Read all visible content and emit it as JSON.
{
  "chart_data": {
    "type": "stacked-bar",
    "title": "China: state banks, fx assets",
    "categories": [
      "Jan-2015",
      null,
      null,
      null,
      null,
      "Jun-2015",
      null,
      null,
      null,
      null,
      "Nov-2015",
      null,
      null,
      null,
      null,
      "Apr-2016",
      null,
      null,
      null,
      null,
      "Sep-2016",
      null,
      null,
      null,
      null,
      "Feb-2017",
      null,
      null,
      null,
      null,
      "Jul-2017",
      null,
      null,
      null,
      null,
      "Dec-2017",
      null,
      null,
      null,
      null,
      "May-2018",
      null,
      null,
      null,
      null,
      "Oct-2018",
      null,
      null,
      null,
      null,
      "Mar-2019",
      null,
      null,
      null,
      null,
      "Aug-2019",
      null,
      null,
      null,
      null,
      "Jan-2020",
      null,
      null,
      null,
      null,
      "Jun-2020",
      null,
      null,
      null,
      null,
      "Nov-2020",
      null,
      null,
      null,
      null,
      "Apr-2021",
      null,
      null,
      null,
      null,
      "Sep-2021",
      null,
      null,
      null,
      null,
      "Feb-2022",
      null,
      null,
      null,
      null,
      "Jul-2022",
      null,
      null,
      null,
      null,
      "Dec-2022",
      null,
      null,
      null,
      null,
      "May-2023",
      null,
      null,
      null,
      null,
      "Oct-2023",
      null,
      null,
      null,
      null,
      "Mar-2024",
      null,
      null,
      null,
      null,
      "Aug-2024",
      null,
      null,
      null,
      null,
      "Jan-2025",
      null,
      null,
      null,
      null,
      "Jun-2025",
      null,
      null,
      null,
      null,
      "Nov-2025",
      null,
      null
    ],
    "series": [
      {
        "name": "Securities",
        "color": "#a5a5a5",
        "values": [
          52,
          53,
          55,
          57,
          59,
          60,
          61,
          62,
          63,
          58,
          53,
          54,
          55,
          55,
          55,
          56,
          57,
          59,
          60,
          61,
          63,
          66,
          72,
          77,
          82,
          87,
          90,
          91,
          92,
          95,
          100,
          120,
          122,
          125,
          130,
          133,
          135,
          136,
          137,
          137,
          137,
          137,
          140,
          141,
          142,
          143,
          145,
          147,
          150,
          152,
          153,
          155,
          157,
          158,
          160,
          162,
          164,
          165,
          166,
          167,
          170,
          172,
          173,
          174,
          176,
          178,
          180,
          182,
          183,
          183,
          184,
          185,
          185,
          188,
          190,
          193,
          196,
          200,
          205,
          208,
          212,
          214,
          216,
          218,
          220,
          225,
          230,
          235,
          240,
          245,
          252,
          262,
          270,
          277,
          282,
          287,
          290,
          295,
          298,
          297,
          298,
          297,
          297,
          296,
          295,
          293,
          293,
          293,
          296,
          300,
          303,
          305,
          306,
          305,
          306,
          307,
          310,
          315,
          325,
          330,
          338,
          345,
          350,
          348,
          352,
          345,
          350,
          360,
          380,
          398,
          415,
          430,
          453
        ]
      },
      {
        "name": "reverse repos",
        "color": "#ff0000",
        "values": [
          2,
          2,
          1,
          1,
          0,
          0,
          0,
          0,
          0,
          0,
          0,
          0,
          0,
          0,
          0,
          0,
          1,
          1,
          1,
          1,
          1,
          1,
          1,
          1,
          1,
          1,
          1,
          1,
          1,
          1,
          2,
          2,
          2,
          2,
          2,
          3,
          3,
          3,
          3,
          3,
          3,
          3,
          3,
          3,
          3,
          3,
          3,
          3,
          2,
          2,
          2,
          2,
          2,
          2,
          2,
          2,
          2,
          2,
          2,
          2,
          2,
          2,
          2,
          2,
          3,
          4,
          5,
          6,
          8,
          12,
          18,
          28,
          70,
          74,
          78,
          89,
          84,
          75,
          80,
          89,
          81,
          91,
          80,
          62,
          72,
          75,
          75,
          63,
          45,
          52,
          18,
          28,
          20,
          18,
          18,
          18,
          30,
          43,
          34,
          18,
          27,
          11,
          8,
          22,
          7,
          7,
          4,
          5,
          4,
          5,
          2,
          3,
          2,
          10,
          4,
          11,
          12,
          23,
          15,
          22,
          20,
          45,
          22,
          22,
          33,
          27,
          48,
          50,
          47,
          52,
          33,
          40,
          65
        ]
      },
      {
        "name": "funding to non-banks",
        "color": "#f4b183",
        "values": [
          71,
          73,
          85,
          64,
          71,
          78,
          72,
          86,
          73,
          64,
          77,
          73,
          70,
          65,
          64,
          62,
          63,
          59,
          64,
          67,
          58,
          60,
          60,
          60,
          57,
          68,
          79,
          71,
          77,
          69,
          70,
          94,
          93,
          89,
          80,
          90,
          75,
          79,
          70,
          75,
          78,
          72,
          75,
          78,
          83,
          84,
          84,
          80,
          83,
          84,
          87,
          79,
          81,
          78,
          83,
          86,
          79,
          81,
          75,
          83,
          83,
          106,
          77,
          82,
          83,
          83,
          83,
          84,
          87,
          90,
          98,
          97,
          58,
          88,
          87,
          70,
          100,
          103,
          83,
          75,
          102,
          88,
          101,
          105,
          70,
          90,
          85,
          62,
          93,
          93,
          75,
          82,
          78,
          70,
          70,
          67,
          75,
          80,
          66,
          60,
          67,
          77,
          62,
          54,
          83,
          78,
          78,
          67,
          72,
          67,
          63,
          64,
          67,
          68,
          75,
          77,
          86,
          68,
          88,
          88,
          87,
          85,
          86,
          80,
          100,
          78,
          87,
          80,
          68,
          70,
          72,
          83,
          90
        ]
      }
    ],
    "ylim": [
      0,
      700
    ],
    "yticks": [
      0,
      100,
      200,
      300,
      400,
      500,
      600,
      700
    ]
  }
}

# Instructions to follow
Extract all lines from the data in which "color" is found.

# Result of the exercise
        "color": "#a5a5a5",
        "color": "#ff0000",
        "color": "#f4b183",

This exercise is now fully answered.